● Problem to work on
Every entry below should be printed exactly, without its images.

-- START Given records --

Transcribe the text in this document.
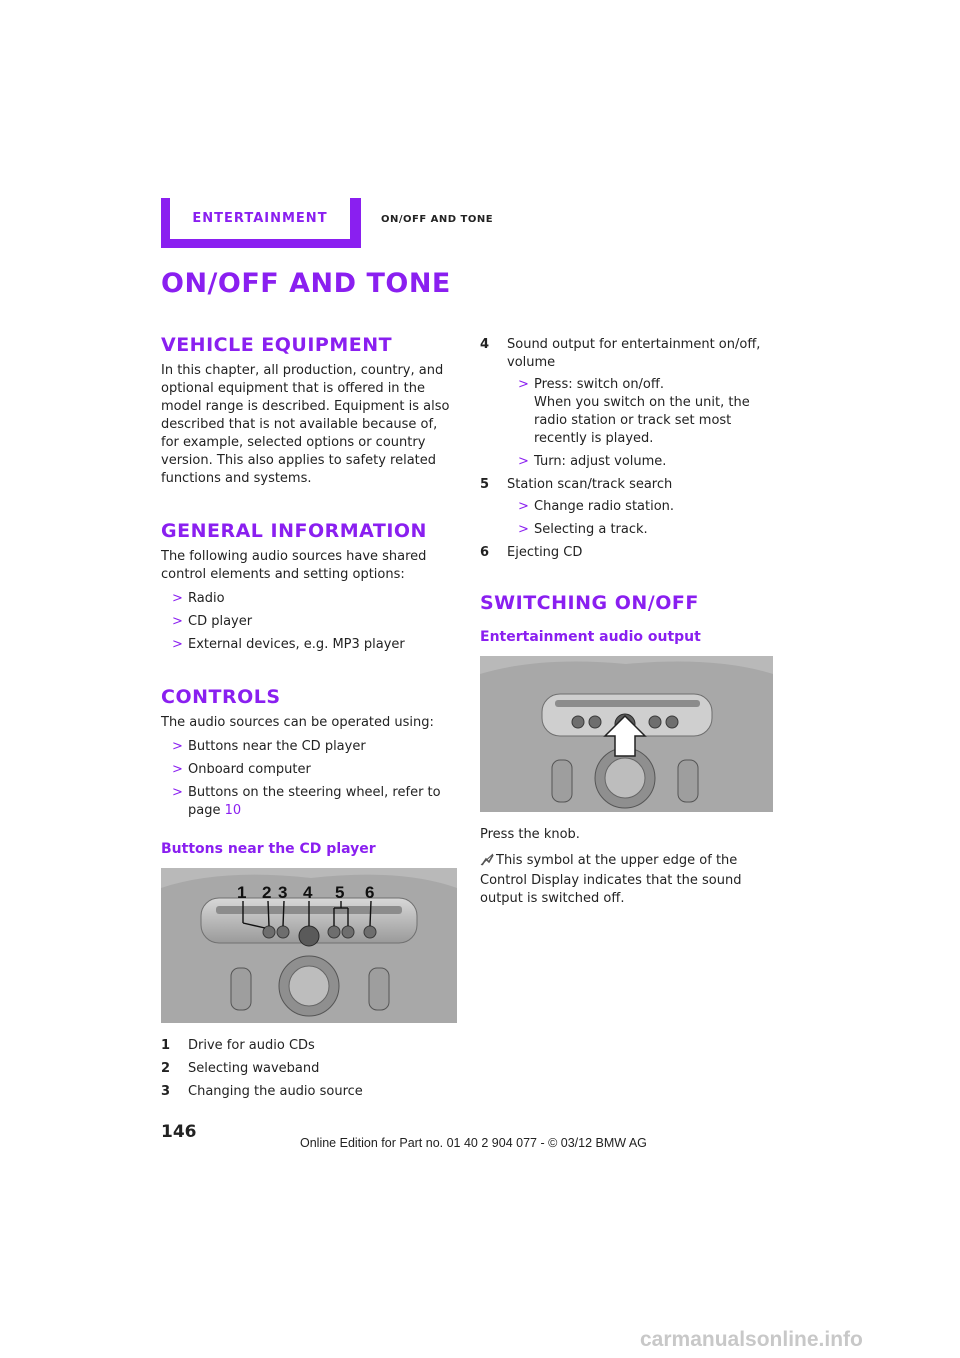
ENTERTAINMENT	ON/OFF AND TONE
ON/OFF AND TONE
VEHICLE EQUIPMENT

In this chapter, all production, country, and optional equipment that is offered in the model range is described. Equipment is also described that is not available because of, for example, selected options or country version. This also applies to safety related functions and systems.

GENERAL INFORMATION

The following audio sources have shared control elements and setting options:

> Radio
> CD player
> External devices, e.g. MP3 player
CONTROLS

The audio sources can be operated using:

> Buttons near the CD player
> Onboard computer
> Buttons on the steering wheel, refer to page 10
Buttons near the CD player
1 2 3 4 5 6
1 Drive for audio CDs
2 Selecting waveband
3 Changing the audio source
4 Sound output for entertainment on/off, volume
> Press: switch on/off.
When you switch on the unit, the radio station or track set most recently is played.
> Turn: adjust volume.
5 Station scan/track search
> Change radio station.
> Selecting a track.
6 Ejecting CD
SWITCHING ON/OFF
Entertainment audio output

Press the knob.

This symbol at the upper edge of the Control Display indicates that the sound output is switched off.

146
Online Edition for Part no. 01 40 2 904 077 - © 03/12 BMW AG
carmanualsonline.info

-- END Given records --

● Problem solution
Transcribe the text in this document.
ENTERTAINMENT	ON/OFF AND TONE
ON/OFF AND TONE
VEHICLE EQUIPMENT

In this chapter, all production, country, and optional equipment that is offered in the model range is described. Equipment is also described that is not available because of, for example, selected options or country version. This also applies to safety related functions and systems.

GENERAL INFORMATION

The following audio sources have shared control elements and setting options:

> Radio
> CD player
> External devices, e.g. MP3 player
CONTROLS

The audio sources can be operated using:

> Buttons near the CD player
> Onboard computer
> Buttons on the steering wheel, refer to page 10
Buttons near the CD player
1 2 3 4 5 6
1 Drive for audio CDs
2 Selecting waveband
3 Changing the audio source
4 Sound output for entertainment on/off, volume
> Press: switch on/off.
When you switch on the unit, the radio station or track set most recently is played.
> Turn: adjust volume.
5 Station scan/track search
> Change radio station.
> Selecting a track.
6 Ejecting CD
SWITCHING ON/OFF
Entertainment audio output

Press the knob.

This symbol at the upper edge of the Control Display indicates that the sound output is switched off.

146
Online Edition for Part no. 01 40 2 904 077 - © 03/12 BMW AG
carmanualsonline.info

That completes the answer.